*** Dataset rows

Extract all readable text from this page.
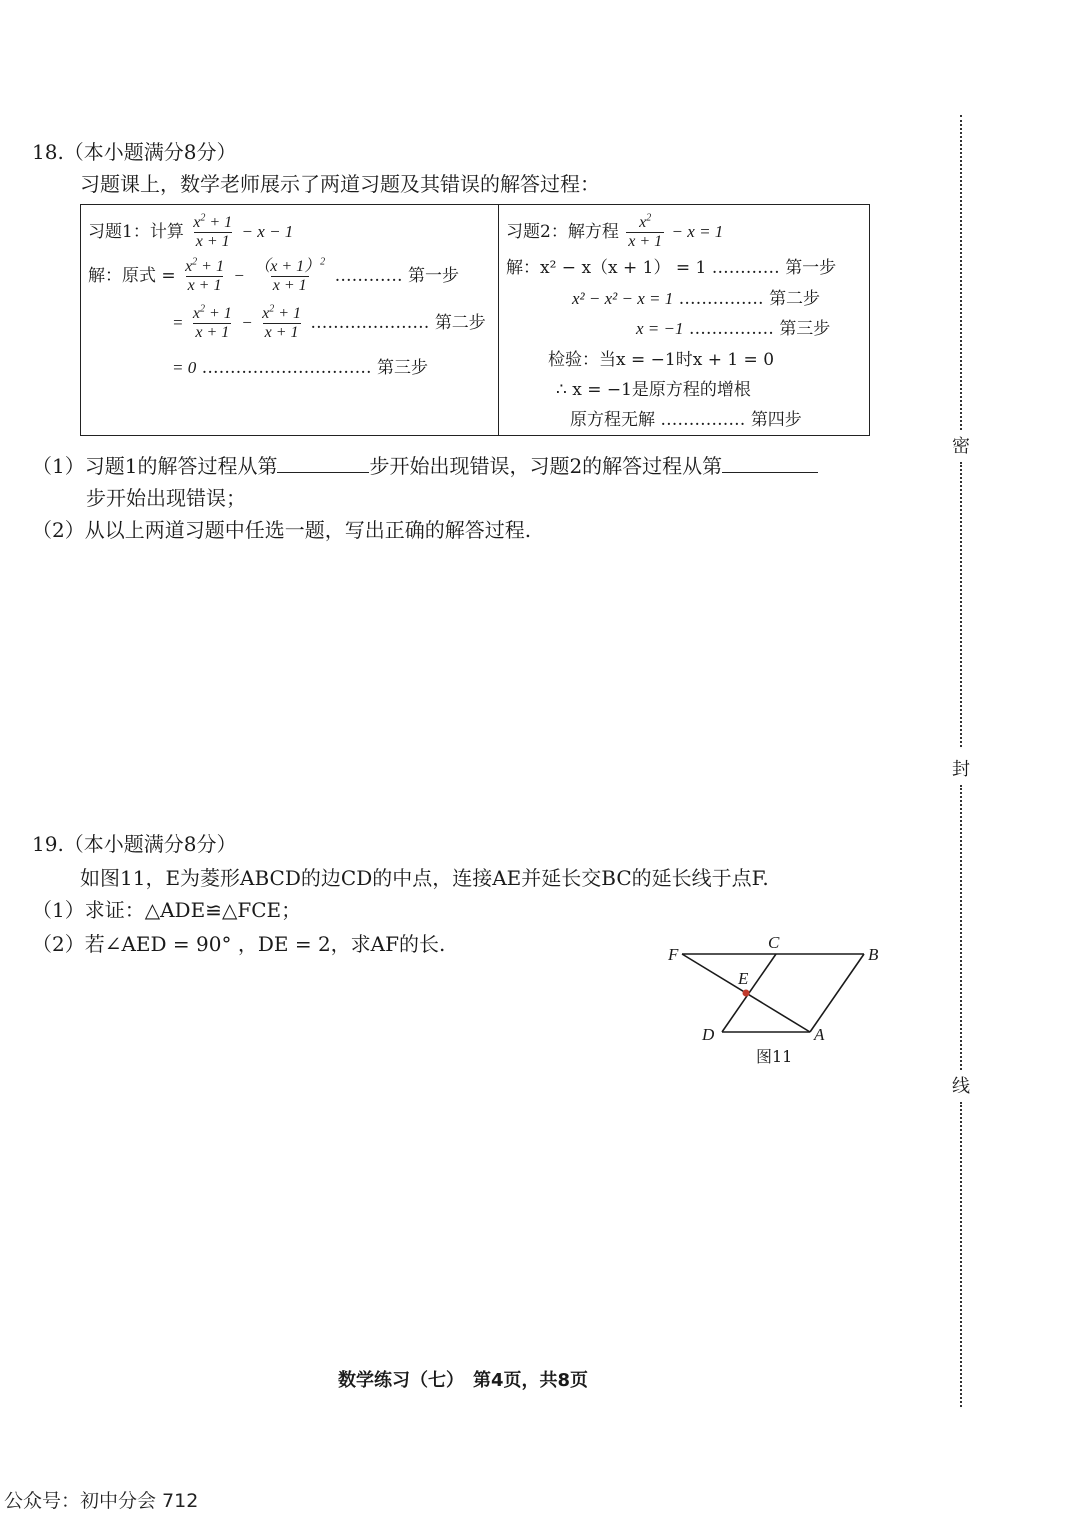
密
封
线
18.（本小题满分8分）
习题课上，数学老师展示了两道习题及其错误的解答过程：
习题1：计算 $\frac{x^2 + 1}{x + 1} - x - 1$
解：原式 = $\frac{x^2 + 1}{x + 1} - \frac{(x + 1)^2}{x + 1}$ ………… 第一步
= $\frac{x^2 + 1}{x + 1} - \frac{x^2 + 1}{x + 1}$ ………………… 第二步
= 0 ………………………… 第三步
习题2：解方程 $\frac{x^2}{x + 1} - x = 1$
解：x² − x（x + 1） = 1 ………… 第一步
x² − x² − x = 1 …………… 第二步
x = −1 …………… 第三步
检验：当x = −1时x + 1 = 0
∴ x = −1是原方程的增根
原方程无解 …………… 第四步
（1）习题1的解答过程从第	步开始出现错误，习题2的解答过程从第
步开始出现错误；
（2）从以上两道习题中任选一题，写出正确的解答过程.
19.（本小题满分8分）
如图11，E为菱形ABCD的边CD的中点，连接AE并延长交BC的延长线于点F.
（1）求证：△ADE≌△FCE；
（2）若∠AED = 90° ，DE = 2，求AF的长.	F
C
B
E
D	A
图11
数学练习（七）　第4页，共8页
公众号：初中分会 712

******

▶ _Work to do_:
Each line of the data is to be duplicated exactly; pictures stay out of the copy.

▶ _Task result_:
Extract all readable text from this page.
密
封
线
18.（本小题满分8分）
习题课上，数学老师展示了两道习题及其错误的解答过程：
习题1：计算 $\frac{x^2 + 1}{x + 1} - x - 1$
解：原式 = $\frac{x^2 + 1}{x + 1} - \frac{(x + 1)^2}{x + 1}$ ………… 第一步
= $\frac{x^2 + 1}{x + 1} - \frac{x^2 + 1}{x + 1}$ ………………… 第二步
= 0 ………………………… 第三步
习题2：解方程 $\frac{x^2}{x + 1} - x = 1$
解：x² − x（x + 1） = 1 ………… 第一步
x² − x² − x = 1 …………… 第二步
x = −1 …………… 第三步
检验：当x = −1时x + 1 = 0
∴ x = −1是原方程的增根
原方程无解 …………… 第四步
（1）习题1的解答过程从第	步开始出现错误，习题2的解答过程从第
步开始出现错误；
（2）从以上两道习题中任选一题，写出正确的解答过程.
19.（本小题满分8分）
如图11，E为菱形ABCD的边CD的中点，连接AE并延长交BC的延长线于点F.
（1）求证：△ADE≌△FCE；
（2）若∠AED = 90° ，DE = 2，求AF的长.	F
C
B
E
D	A
图11
数学练习（七）　第4页，共8页
公众号：初中分会 712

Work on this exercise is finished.